--- BEGIN WORKING DATA ---
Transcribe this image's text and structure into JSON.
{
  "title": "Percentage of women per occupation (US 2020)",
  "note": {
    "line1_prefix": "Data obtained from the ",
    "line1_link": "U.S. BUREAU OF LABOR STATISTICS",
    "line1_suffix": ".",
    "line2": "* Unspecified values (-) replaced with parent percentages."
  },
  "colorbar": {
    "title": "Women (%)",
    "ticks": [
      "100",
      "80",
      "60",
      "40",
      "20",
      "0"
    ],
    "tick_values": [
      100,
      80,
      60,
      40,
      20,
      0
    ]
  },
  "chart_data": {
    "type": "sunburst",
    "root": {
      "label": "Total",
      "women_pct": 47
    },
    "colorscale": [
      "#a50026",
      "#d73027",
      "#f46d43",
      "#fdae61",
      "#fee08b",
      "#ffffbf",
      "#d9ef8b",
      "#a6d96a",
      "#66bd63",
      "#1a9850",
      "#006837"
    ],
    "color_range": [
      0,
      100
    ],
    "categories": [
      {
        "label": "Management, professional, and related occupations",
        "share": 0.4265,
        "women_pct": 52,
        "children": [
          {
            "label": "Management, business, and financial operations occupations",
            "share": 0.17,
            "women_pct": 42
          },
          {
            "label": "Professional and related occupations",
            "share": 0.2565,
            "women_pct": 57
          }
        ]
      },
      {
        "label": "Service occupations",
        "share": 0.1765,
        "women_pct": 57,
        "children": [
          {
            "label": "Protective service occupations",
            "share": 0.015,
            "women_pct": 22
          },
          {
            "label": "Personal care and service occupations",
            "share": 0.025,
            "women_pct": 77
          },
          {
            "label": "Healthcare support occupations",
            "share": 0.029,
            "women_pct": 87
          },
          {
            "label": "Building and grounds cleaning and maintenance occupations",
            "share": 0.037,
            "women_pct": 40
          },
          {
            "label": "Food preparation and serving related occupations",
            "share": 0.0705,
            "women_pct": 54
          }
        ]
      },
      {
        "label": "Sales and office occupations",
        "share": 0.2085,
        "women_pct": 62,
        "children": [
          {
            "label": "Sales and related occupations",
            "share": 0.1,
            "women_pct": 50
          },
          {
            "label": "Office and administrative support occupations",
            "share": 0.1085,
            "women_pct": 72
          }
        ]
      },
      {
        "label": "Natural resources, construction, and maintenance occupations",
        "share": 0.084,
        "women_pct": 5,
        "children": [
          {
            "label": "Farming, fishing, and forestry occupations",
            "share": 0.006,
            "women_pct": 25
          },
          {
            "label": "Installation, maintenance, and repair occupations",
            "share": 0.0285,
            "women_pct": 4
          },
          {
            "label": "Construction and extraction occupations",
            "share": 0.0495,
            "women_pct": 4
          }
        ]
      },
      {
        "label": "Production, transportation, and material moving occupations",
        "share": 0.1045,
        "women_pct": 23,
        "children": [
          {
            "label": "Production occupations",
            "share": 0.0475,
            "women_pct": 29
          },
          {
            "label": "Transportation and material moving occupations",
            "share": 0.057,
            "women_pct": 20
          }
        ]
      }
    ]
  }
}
--- END WORKING DATA ---
* **WRITTEN INSTRUCTION**: Reproduce every line of the listing above in which the string "title" appears.

* **THE REPLY**:
  "title": "Percentage of women per occupation (US 2020)",
    "title": "Women (%)",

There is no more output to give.